> **Objective**: Reading the listing below, count the lines that contain the word "Exhaust" and give that count alone.

(Items from a dataset)
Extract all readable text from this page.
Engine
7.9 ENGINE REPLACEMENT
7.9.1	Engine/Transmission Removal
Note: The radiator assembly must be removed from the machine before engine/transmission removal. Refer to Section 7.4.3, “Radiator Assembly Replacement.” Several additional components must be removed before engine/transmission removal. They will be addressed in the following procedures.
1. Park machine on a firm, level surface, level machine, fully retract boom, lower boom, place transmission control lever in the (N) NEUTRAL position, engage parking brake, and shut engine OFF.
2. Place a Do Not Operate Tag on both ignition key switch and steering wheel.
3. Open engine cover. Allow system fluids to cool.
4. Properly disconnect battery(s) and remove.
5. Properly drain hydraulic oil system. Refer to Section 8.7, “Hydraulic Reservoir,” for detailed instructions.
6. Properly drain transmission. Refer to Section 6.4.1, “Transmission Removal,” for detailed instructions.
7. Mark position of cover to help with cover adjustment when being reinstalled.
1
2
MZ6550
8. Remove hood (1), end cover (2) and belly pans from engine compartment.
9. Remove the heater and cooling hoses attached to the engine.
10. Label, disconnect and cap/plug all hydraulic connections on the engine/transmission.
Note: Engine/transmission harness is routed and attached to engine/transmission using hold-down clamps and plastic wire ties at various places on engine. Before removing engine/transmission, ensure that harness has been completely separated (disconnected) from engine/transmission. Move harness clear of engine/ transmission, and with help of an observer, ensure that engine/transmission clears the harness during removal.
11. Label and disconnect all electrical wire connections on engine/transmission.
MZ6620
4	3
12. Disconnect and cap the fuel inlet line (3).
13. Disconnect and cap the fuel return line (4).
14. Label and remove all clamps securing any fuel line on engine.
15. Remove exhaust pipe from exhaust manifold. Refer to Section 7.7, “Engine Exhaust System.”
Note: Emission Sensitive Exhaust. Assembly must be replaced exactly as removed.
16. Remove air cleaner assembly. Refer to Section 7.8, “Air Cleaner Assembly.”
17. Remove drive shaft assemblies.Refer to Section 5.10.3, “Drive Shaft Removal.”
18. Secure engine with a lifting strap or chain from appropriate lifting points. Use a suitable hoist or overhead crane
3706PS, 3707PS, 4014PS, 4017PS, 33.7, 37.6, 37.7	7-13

> **Solution for this exercise**: 2